'''
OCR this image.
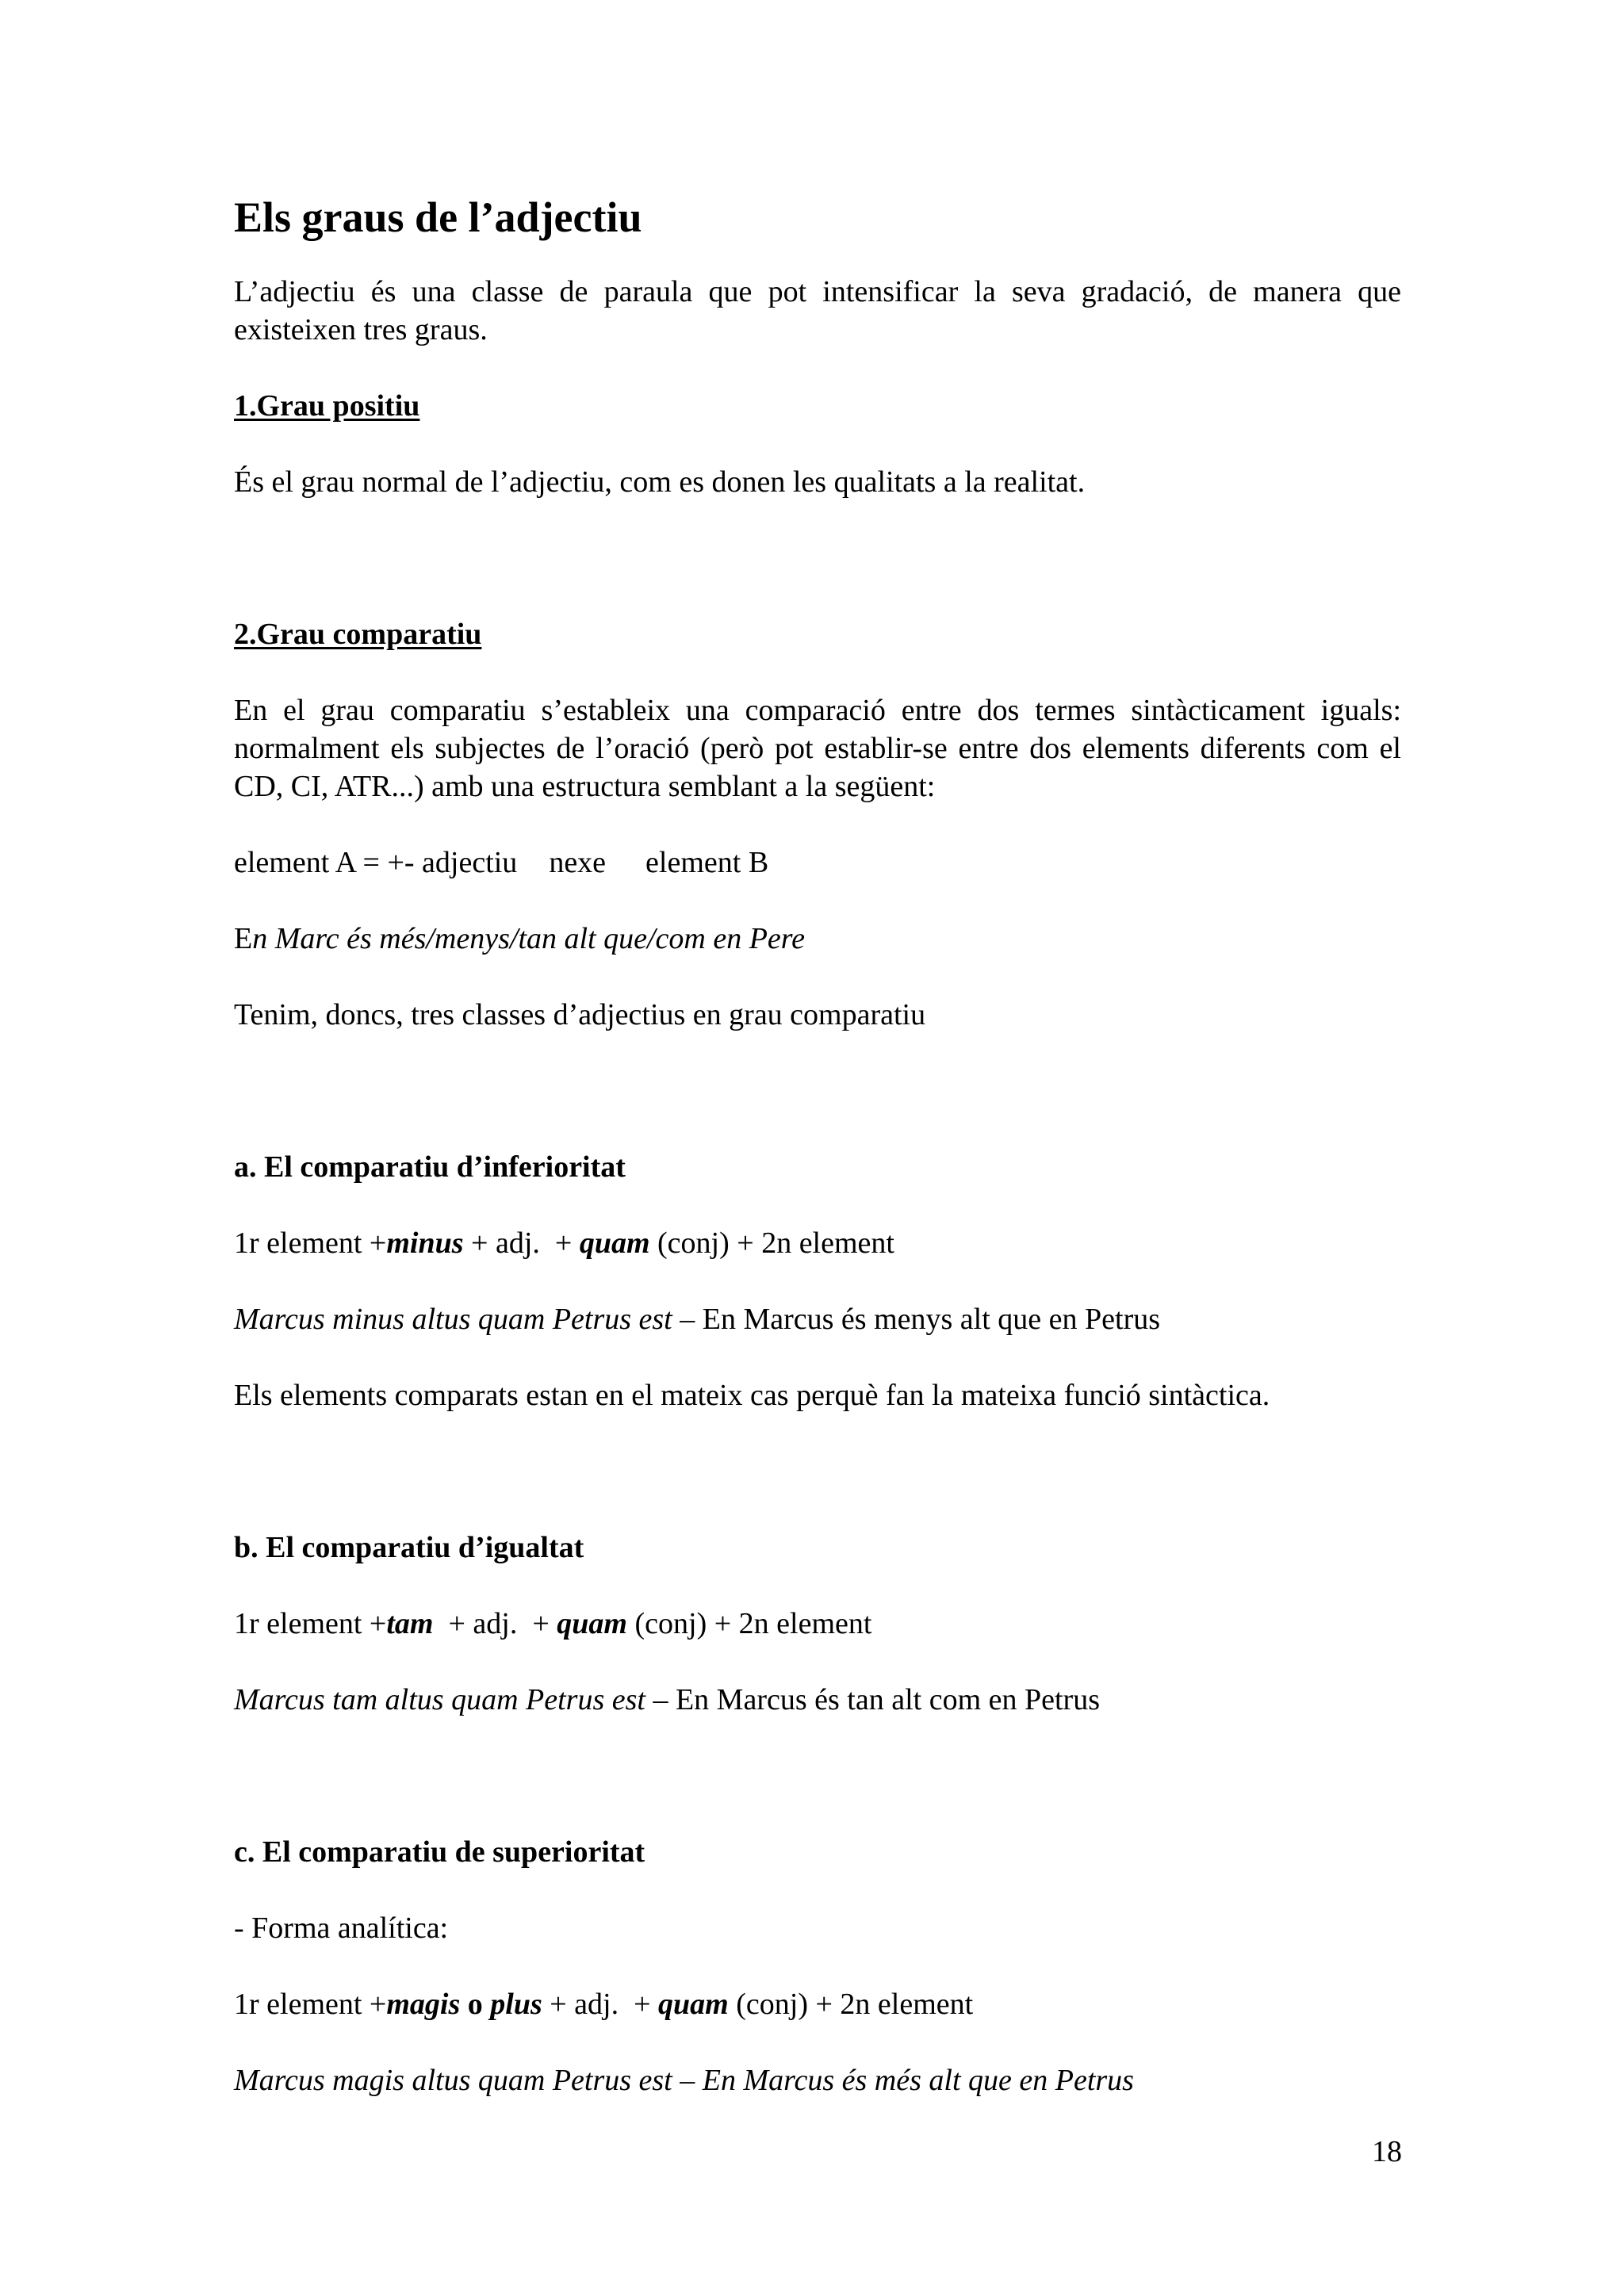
Els graus de l’adjectiu

L’adjectiu és una classe de paraula que pot intensificar la seva gradació, de manera que existeixen tres graus.

1.Grau positiu

És el grau normal de l’adjectiu, com es donen les qualitats a la realitat.

2.Grau comparatiu

En el grau comparatiu s’estableix una comparació entre dos termes sintàcticament iguals: normalment els subjectes de l’oració (però pot establir-se entre dos elements diferents com el CD, CI, ATR...) amb una estructura semblant a la següent:

element A = +- adjectiu nexe element B

En Marc és més/menys/tan alt que/com en Pere

Tenim, doncs, tres classes d’adjectius en grau comparatiu

a. El comparatiu d’inferioritat

1r element +minus + adj.  + quam (conj) + 2n element

Marcus minus altus quam Petrus est – En Marcus és menys alt que en Petrus

Els elements comparats estan en el mateix cas perquè fan la mateixa funció sintàctica.

b. El comparatiu d’igualtat

1r element +tam  + adj.  + quam (conj) + 2n element

Marcus tam altus quam Petrus est – En Marcus és tan alt com en Petrus

c. El comparatiu de superioritat

- Forma analítica:

1r element +magis o plus + adj.  + quam (conj) + 2n element

Marcus magis altus quam Petrus est – En Marcus és més alt que en Petrus

18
'''
Exercise instructions:
Copy the whole listing above word for word but do not carry over the pictures.

Output of the exercise:
OCR this image.
Els graus de l’adjectiu

L’adjectiu és una classe de paraula que pot intensificar la seva gradació, de manera que existeixen tres graus.

1.Grau positiu

És el grau normal de l’adjectiu, com es donen les qualitats a la realitat.

2.Grau comparatiu

En el grau comparatiu s’estableix una comparació entre dos termes sintàcticament iguals: normalment els subjectes de l’oració (però pot establir-se entre dos elements diferents com el CD, CI, ATR...) amb una estructura semblant a la següent:

element A = +- adjectiu nexe element B

En Marc és més/menys/tan alt que/com en Pere

Tenim, doncs, tres classes d’adjectius en grau comparatiu

a. El comparatiu d’inferioritat

1r element +minus + adj.  + quam (conj) + 2n element

Marcus minus altus quam Petrus est – En Marcus és menys alt que en Petrus

Els elements comparats estan en el mateix cas perquè fan la mateixa funció sintàctica.

b. El comparatiu d’igualtat

1r element +tam  + adj.  + quam (conj) + 2n element

Marcus tam altus quam Petrus est – En Marcus és tan alt com en Petrus

c. El comparatiu de superioritat

- Forma analítica:

1r element +magis o plus + adj.  + quam (conj) + 2n element

Marcus magis altus quam Petrus est – En Marcus és més alt que en Petrus

18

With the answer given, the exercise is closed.